TASK BRIEF — For each line that holds "Adriano", copy the line out.

Stored records:
^^^^^^^^^^^^^^^^

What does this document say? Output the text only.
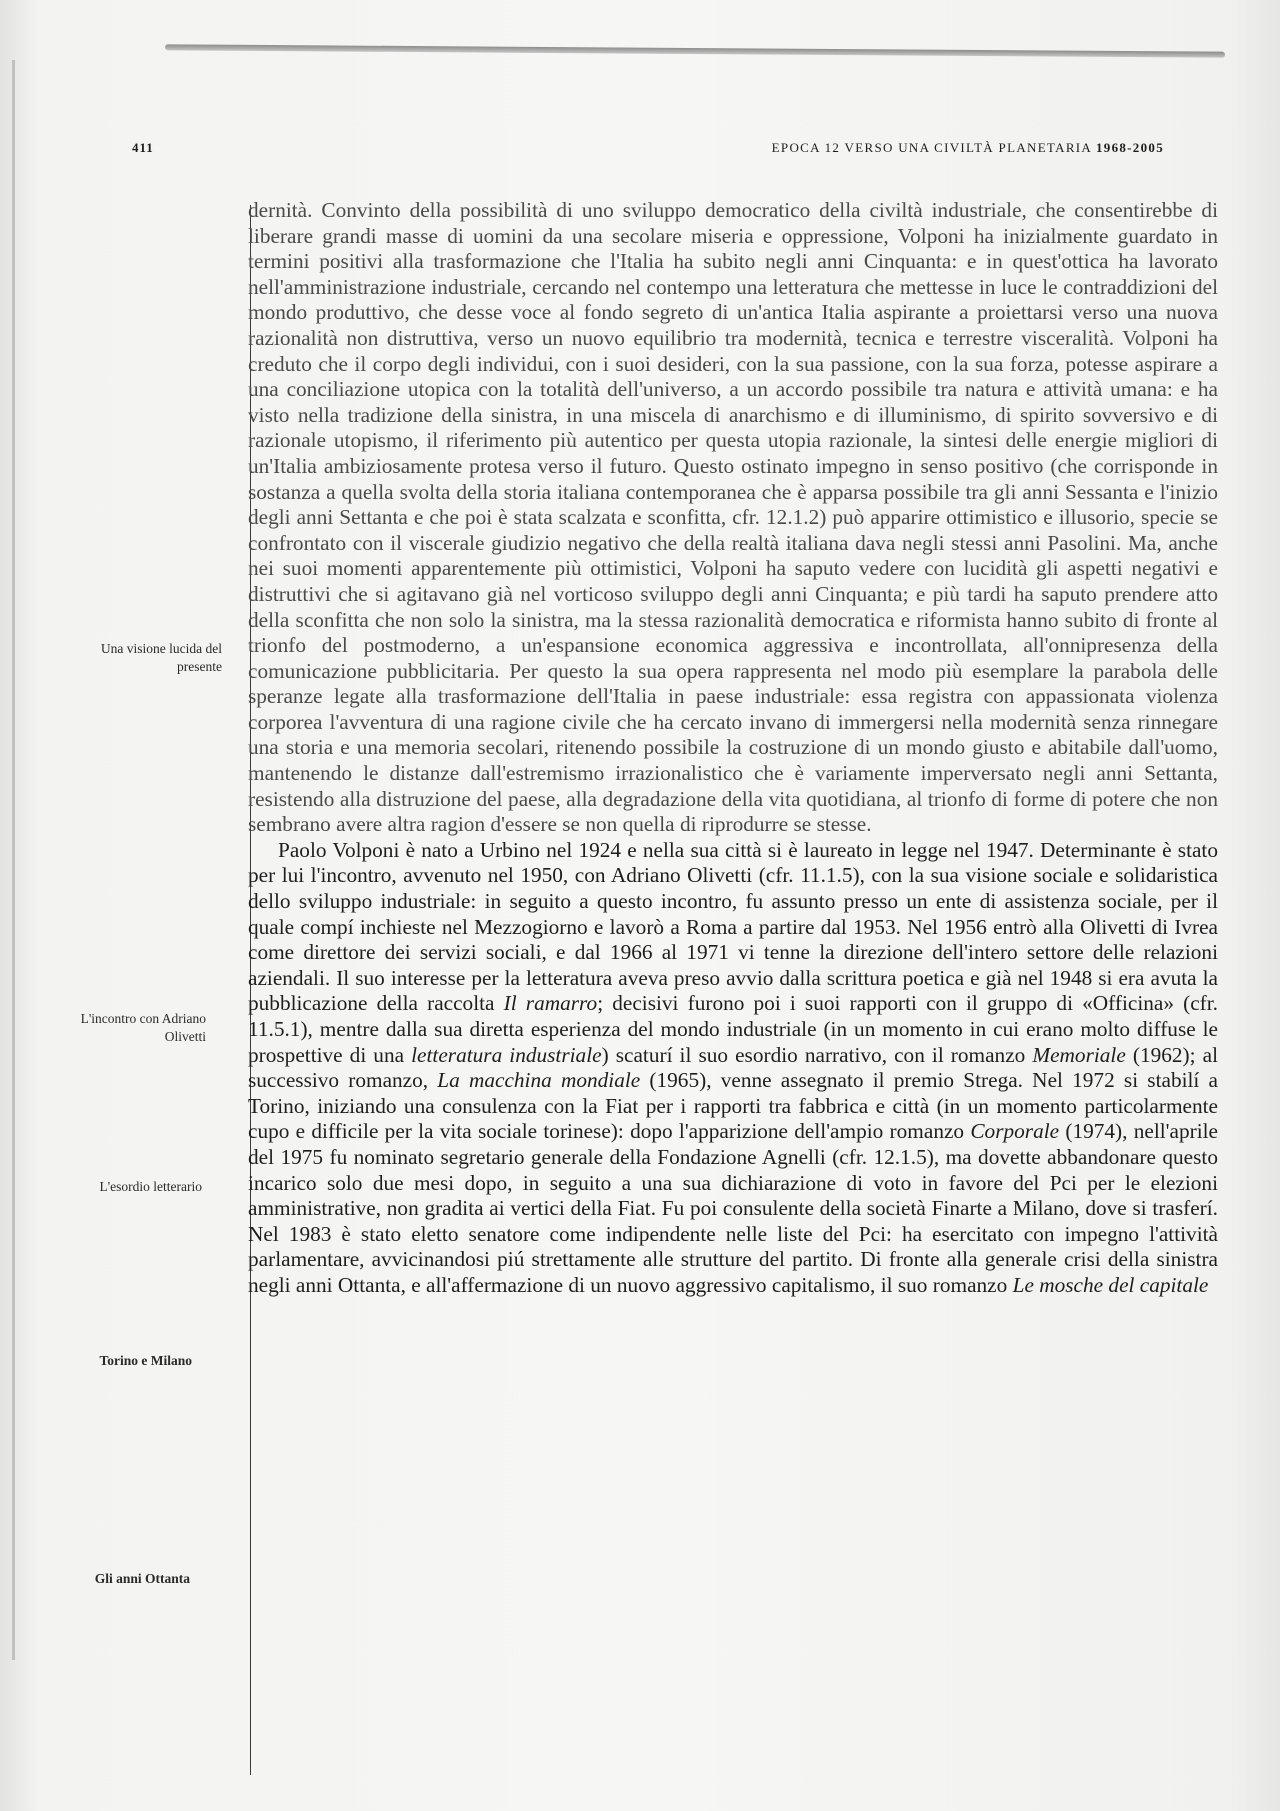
411	EPOCA 12 VERSO UNA CIVILTÀ PLANETARIA 1968-2005
Una visione lucida del presente
L'incontro con Adriano Olivetti
L'esordio letterario
Torino e Milano
Gli anni Ottanta

dernità. Convinto della possibilità di uno sviluppo democratico della civiltà industriale, che consentirebbe di liberare grandi masse di uomini da una secolare miseria e oppressione, Volponi ha inizialmente guardato in termini positivi alla trasformazione che l'Italia ha subito negli anni Cinquanta: e in quest'ottica ha lavorato nell'amministrazione industriale, cercando nel contempo una letteratura che mettesse in luce le contraddizioni del mondo produttivo, che desse voce al fondo segreto di un'antica Italia aspirante a proiettarsi verso una nuova razionalità non distruttiva, verso un nuovo equilibrio tra modernità, tecnica e terrestre visceralità. Volponi ha creduto che il corpo degli individui, con i suoi desideri, con la sua passione, con la sua forza, potesse aspirare a una conciliazione utopica con la totalità dell'universo, a un accordo possibile tra natura e attività umana: e ha visto nella tradizione della sinistra, in una miscela di anarchismo e di illuminismo, di spirito sovversivo e di razionale utopismo, il riferimento più autentico per questa utopia razionale, la sintesi delle energie migliori di un'Italia ambiziosamente protesa verso il futuro. Questo ostinato impegno in senso positivo (che corrisponde in sostanza a quella svolta della storia italiana contemporanea che è apparsa possibile tra gli anni Sessanta e l'inizio degli anni Settanta e che poi è stata scalzata e sconfitta, cfr. 12.1.2) può apparire ottimistico e illusorio, specie se confrontato con il viscerale giudizio negativo che della realtà italiana dava negli stessi anni Pasolini. Ma, anche nei suoi momenti apparentemente più ottimistici, Volponi ha saputo vedere con lucidità gli aspetti negativi e distruttivi che si agitavano già nel vorticoso sviluppo degli anni Cinquanta; e più tardi ha saputo prendere atto della sconfitta che non solo la sinistra, ma la stessa razionalità democratica e riformista hanno subito di fronte al trionfo del postmoderno, a un'espansione economica aggressiva e incontrollata, all'onnipresenza della comunicazione pubblicitaria. Per questo la sua opera rappresenta nel modo più esemplare la parabola delle speranze legate alla trasformazione dell'Italia in paese industriale: essa registra con appassionata violenza corporea l'avventura di una ragione civile che ha cercato invano di immergersi nella modernità senza rinnegare una storia e una memoria secolari, ritenendo possibile la costruzione di un mondo giusto e abitabile dall'uomo, mantenendo le distanze dall'estremismo irrazionalistico che è variamente imperversato negli anni Settanta, resistendo alla distruzione del paese, alla degradazione della vita quotidiana, al trionfo di forme di potere che non sembrano avere altra ragion d'essere se non quella di riprodurre se stesse.

Paolo Volponi è nato a Urbino nel 1924 e nella sua città si è laureato in legge nel 1947. Determinante è stato per lui l'incontro, avvenuto nel 1950, con Adriano Olivetti (cfr. 11.1.5), con la sua visione sociale e solidaristica dello sviluppo industriale: in seguito a questo incontro, fu assunto presso un ente di assistenza sociale, per il quale compí inchieste nel Mezzogiorno e lavorò a Roma a partire dal 1953. Nel 1956 entrò alla Olivetti di Ivrea come direttore dei servizi sociali, e dal 1966 al 1971 vi tenne la direzione dell'intero settore delle relazioni aziendali. Il suo interesse per la letteratura aveva preso avvio dalla scrittura poetica e già nel 1948 si era avuta la pubblicazione della raccolta Il ramarro; decisivi furono poi i suoi rapporti con il gruppo di «Officina» (cfr. 11.5.1), mentre dalla sua diretta esperienza del mondo industriale (in un momento in cui erano molto diffuse le prospettive di una letteratura industriale) scaturí il suo esordio narrativo, con il romanzo Memoriale (1962); al successivo romanzo, La macchina mondiale (1965), venne assegnato il premio Strega. Nel 1972 si stabilí a Torino, iniziando una consulenza con la Fiat per i rapporti tra fabbrica e città (in un momento particolarmente cupo e difficile per la vita sociale torinese): dopo l'apparizione dell'ampio romanzo Corporale (1974), nell'aprile del 1975 fu nominato segretario generale della Fondazione Agnelli (cfr. 12.1.5), ma dovette abbandonare questo incarico solo due mesi dopo, in seguito a una sua dichiarazione di voto in favore del Pci per le elezioni amministrative, non gradita ai vertici della Fiat. Fu poi consulente della società Finarte a Milano, dove si trasferí. Nel 1983 è stato eletto senatore come indipendente nelle liste del Pci: ha esercitato con impegno l'attività parlamentare, avvicinandosi piú strettamente alle strutture del partito. Di fronte alla generale crisi della sinistra negli anni Ottanta, e all'affermazione di un nuovo aggressivo capitalismo, il suo romanzo Le mosche del capitale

^^^^^^^^^^^^^^^^

SOLUTION TO THIS PROBLEM —
L'incontro con Adriano Olivetti
Paolo Volponi è nato a Urbino nel 1924 e nella sua città si è laureato in legge nel 1947. Determinante è stato per lui l'incontro, avvenuto nel 1950, con Adriano Olivetti (cfr. 11.1.5), con la sua visione sociale e solidaristica dello sviluppo industriale: in seguito a questo incontro, fu assunto presso un ente di assistenza sociale, per il quale compí inchieste nel Mezzogiorno e lavorò a Roma a partire dal 1953. Nel 1956 entrò alla Olivetti di Ivrea come direttore dei servizi sociali, e dal 1966 al 1971 vi tenne la direzione dell'intero settore delle relazioni aziendali. Il suo interesse per la letteratura aveva preso avvio dalla scrittura poetica e già nel 1948 si era avuta la pubblicazione della raccolta Il ramarro; decisivi furono poi i suoi rapporti con il gruppo di «Officina» (cfr. 11.5.1), mentre dalla sua diretta esperienza del mondo industriale (in un momento in cui erano molto diffuse le prospettive di una letteratura industriale) scaturí il suo esordio narrativo, con il romanzo Memoriale (1962); al successivo romanzo, La macchina mondiale (1965), venne assegnato il premio Strega. Nel 1972 si stabilí a Torino, iniziando una consulenza con la Fiat per i rapporti tra fabbrica e città (in un momento particolarmente cupo e difficile per la vita sociale torinese): dopo l'apparizione dell'ampio romanzo Corporale (1974), nell'aprile del 1975 fu nominato segretario generale della Fondazione Agnelli (cfr. 12.1.5), ma dovette abbandonare questo incarico solo due mesi dopo, in seguito a una sua dichiarazione di voto in favore del Pci per le elezioni amministrative, non gradita ai vertici della Fiat. Fu poi consulente della società Finarte a Milano, dove si trasferí. Nel 1983 è stato eletto senatore come indipendente nelle liste del Pci: ha esercitato con impegno l'attività parlamentare, avvicinandosi piú strettamente alle strutture del partito. Di fronte alla generale crisi della sinistra negli anni Ottanta, e all'affermazione di un nuovo aggressivo capitalismo, il suo romanzo Le mosche del capitale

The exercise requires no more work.